** Start Data rows **

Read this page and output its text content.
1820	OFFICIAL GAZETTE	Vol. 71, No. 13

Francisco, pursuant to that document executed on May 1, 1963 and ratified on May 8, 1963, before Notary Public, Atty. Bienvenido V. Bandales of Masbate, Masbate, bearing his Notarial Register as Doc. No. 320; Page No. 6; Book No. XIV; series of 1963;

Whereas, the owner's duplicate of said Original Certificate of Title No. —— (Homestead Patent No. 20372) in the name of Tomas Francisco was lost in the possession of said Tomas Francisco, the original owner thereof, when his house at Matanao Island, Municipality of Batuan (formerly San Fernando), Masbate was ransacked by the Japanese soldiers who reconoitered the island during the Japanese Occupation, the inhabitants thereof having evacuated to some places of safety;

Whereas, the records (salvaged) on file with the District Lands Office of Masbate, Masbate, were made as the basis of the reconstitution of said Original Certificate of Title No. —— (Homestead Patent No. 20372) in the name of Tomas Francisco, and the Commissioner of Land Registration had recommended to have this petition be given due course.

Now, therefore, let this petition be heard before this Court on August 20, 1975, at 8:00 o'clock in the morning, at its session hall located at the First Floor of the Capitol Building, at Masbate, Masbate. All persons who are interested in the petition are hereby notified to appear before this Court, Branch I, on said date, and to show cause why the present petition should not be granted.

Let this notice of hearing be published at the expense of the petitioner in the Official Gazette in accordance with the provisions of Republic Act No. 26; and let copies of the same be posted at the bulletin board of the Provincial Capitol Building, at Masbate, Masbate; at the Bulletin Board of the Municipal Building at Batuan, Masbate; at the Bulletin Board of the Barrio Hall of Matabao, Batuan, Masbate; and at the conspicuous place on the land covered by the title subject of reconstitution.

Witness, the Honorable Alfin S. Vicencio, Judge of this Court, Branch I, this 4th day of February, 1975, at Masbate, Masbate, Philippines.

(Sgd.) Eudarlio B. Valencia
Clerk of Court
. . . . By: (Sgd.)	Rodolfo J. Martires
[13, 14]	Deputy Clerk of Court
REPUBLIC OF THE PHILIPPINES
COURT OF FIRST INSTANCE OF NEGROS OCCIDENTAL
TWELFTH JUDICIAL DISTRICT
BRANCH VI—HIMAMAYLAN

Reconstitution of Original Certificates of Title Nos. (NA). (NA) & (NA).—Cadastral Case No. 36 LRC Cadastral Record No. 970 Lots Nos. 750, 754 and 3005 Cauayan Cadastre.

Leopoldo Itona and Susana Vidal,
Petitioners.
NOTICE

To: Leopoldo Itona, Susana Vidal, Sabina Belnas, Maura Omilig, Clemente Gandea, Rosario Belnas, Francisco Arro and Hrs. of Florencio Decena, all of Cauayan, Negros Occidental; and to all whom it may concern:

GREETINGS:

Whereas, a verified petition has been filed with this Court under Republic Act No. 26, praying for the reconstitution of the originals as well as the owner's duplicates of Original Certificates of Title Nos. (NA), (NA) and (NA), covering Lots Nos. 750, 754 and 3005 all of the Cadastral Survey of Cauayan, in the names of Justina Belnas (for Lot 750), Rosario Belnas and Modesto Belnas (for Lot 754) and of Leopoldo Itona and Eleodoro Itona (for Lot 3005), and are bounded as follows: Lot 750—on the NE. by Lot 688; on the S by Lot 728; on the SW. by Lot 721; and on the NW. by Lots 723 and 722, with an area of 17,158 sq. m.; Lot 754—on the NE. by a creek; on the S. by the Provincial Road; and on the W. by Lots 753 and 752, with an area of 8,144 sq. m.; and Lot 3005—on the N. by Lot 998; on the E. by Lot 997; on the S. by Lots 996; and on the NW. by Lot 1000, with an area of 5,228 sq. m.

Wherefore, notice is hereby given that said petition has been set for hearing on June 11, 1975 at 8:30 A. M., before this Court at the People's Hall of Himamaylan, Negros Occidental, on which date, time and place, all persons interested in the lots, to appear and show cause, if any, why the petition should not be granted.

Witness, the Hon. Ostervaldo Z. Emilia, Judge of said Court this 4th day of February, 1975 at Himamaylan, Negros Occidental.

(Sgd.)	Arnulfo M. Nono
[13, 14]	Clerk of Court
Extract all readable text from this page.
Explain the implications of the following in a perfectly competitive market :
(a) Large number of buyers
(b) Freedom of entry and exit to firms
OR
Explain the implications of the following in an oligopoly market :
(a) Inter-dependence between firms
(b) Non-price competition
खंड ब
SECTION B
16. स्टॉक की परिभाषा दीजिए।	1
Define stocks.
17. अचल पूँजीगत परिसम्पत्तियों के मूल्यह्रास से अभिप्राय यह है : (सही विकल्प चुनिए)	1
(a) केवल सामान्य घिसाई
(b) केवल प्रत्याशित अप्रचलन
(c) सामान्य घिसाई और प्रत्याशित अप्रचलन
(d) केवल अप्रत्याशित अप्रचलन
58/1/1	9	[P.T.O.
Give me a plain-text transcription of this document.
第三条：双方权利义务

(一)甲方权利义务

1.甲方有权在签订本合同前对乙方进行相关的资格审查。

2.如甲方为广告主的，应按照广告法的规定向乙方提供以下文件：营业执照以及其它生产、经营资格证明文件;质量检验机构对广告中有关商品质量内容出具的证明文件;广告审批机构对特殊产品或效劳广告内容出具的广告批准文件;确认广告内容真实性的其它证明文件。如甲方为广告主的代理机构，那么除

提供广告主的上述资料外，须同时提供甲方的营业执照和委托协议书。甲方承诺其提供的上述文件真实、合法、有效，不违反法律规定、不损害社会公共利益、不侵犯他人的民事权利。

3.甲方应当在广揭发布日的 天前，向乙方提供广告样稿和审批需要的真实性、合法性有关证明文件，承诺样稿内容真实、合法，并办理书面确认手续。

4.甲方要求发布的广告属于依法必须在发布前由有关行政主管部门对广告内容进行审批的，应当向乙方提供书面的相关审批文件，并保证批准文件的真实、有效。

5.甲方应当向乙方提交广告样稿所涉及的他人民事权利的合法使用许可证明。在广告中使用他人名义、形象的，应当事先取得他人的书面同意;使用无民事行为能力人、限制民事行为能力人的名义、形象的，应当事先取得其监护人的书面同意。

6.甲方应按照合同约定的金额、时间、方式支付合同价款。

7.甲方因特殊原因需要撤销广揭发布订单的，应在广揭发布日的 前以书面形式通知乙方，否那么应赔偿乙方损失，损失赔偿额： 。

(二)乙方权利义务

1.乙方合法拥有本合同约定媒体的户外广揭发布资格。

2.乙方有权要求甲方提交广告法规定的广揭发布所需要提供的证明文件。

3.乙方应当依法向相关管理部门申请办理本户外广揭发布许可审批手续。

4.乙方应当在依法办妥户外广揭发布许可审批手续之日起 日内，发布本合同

** End Data rows **

— Task prompt —
Copy each entry exactly, with nothing added or dropped.

— Output for this task —
Read this page and output its text content.
1820	OFFICIAL GAZETTE	Vol. 71, No. 13

Francisco, pursuant to that document executed on May 1, 1963 and ratified on May 8, 1963, before Notary Public, Atty. Bienvenido V. Bandales of Masbate, Masbate, bearing his Notarial Register as Doc. No. 320; Page No. 6; Book No. XIV; series of 1963;

Whereas, the owner's duplicate of said Original Certificate of Title No. —— (Homestead Patent No. 20372) in the name of Tomas Francisco was lost in the possession of said Tomas Francisco, the original owner thereof, when his house at Matanao Island, Municipality of Batuan (formerly San Fernando), Masbate was ransacked by the Japanese soldiers who reconoitered the island during the Japanese Occupation, the inhabitants thereof having evacuated to some places of safety;

Whereas, the records (salvaged) on file with the District Lands Office of Masbate, Masbate, were made as the basis of the reconstitution of said Original Certificate of Title No. —— (Homestead Patent No. 20372) in the name of Tomas Francisco, and the Commissioner of Land Registration had recommended to have this petition be given due course.

Now, therefore, let this petition be heard before this Court on August 20, 1975, at 8:00 o'clock in the morning, at its session hall located at the First Floor of the Capitol Building, at Masbate, Masbate. All persons who are interested in the petition are hereby notified to appear before this Court, Branch I, on said date, and to show cause why the present petition should not be granted.

Let this notice of hearing be published at the expense of the petitioner in the Official Gazette in accordance with the provisions of Republic Act No. 26; and let copies of the same be posted at the bulletin board of the Provincial Capitol Building, at Masbate, Masbate; at the Bulletin Board of the Municipal Building at Batuan, Masbate; at the Bulletin Board of the Barrio Hall of Matabao, Batuan, Masbate; and at the conspicuous place on the land covered by the title subject of reconstitution.

Witness, the Honorable Alfin S. Vicencio, Judge of this Court, Branch I, this 4th day of February, 1975, at Masbate, Masbate, Philippines.

(Sgd.) Eudarlio B. Valencia
Clerk of Court
. . . . By: (Sgd.)	Rodolfo J. Martires
[13, 14]	Deputy Clerk of Court
REPUBLIC OF THE PHILIPPINES
COURT OF FIRST INSTANCE OF NEGROS OCCIDENTAL
TWELFTH JUDICIAL DISTRICT
BRANCH VI—HIMAMAYLAN

Reconstitution of Original Certificates of Title Nos. (NA). (NA) & (NA).—Cadastral Case No. 36 LRC Cadastral Record No. 970 Lots Nos. 750, 754 and 3005 Cauayan Cadastre.

Leopoldo Itona and Susana Vidal,
Petitioners.
NOTICE

To: Leopoldo Itona, Susana Vidal, Sabina Belnas, Maura Omilig, Clemente Gandea, Rosario Belnas, Francisco Arro and Hrs. of Florencio Decena, all of Cauayan, Negros Occidental; and to all whom it may concern:

GREETINGS:

Whereas, a verified petition has been filed with this Court under Republic Act No. 26, praying for the reconstitution of the originals as well as the owner's duplicates of Original Certificates of Title Nos. (NA), (NA) and (NA), covering Lots Nos. 750, 754 and 3005 all of the Cadastral Survey of Cauayan, in the names of Justina Belnas (for Lot 750), Rosario Belnas and Modesto Belnas (for Lot 754) and of Leopoldo Itona and Eleodoro Itona (for Lot 3005), and are bounded as follows: Lot 750—on the NE. by Lot 688; on the S by Lot 728; on the SW. by Lot 721; and on the NW. by Lots 723 and 722, with an area of 17,158 sq. m.; Lot 754—on the NE. by a creek; on the S. by the Provincial Road; and on the W. by Lots 753 and 752, with an area of 8,144 sq. m.; and Lot 3005—on the N. by Lot 998; on the E. by Lot 997; on the S. by Lots 996; and on the NW. by Lot 1000, with an area of 5,228 sq. m.

Wherefore, notice is hereby given that said petition has been set for hearing on June 11, 1975 at 8:30 A. M., before this Court at the People's Hall of Himamaylan, Negros Occidental, on which date, time and place, all persons interested in the lots, to appear and show cause, if any, why the petition should not be granted.

Witness, the Hon. Ostervaldo Z. Emilia, Judge of said Court this 4th day of February, 1975 at Himamaylan, Negros Occidental.

(Sgd.)	Arnulfo M. Nono
[13, 14]	Clerk of Court
Extract all readable text from this page.
Explain the implications of the following in a perfectly competitive market :
(a) Large number of buyers
(b) Freedom of entry and exit to firms
OR
Explain the implications of the following in an oligopoly market :
(a) Inter-dependence between firms
(b) Non-price competition
खंड ब
SECTION B
16. स्टॉक की परिभाषा दीजिए।	1
Define stocks.
17. अचल पूँजीगत परिसम्पत्तियों के मूल्यह्रास से अभिप्राय यह है : (सही विकल्प चुनिए)	1
(a) केवल सामान्य घिसाई
(b) केवल प्रत्याशित अप्रचलन
(c) सामान्य घिसाई और प्रत्याशित अप्रचलन
(d) केवल अप्रत्याशित अप्रचलन
58/1/1	9	[P.T.O.
Give me a plain-text transcription of this document.
第三条：双方权利义务

(一)甲方权利义务

1.甲方有权在签订本合同前对乙方进行相关的资格审查。

2.如甲方为广告主的，应按照广告法的规定向乙方提供以下文件：营业执照以及其它生产、经营资格证明文件;质量检验机构对广告中有关商品质量内容出具的证明文件;广告审批机构对特殊产品或效劳广告内容出具的广告批准文件;确认广告内容真实性的其它证明文件。如甲方为广告主的代理机构，那么除

提供广告主的上述资料外，须同时提供甲方的营业执照和委托协议书。甲方承诺其提供的上述文件真实、合法、有效，不违反法律规定、不损害社会公共利益、不侵犯他人的民事权利。

3.甲方应当在广揭发布日的 天前，向乙方提供广告样稿和审批需要的真实性、合法性有关证明文件，承诺样稿内容真实、合法，并办理书面确认手续。

4.甲方要求发布的广告属于依法必须在发布前由有关行政主管部门对广告内容进行审批的，应当向乙方提供书面的相关审批文件，并保证批准文件的真实、有效。

5.甲方应当向乙方提交广告样稿所涉及的他人民事权利的合法使用许可证明。在广告中使用他人名义、形象的，应当事先取得他人的书面同意;使用无民事行为能力人、限制民事行为能力人的名义、形象的，应当事先取得其监护人的书面同意。

6.甲方应按照合同约定的金额、时间、方式支付合同价款。

7.甲方因特殊原因需要撤销广揭发布订单的，应在广揭发布日的 前以书面形式通知乙方，否那么应赔偿乙方损失，损失赔偿额： 。

(二)乙方权利义务

1.乙方合法拥有本合同约定媒体的户外广揭发布资格。

2.乙方有权要求甲方提交广告法规定的广揭发布所需要提供的证明文件。

3.乙方应当依法向相关管理部门申请办理本户外广揭发布许可审批手续。

4.乙方应当在依法办妥户外广揭发布许可审批手续之日起 日内，发布本合同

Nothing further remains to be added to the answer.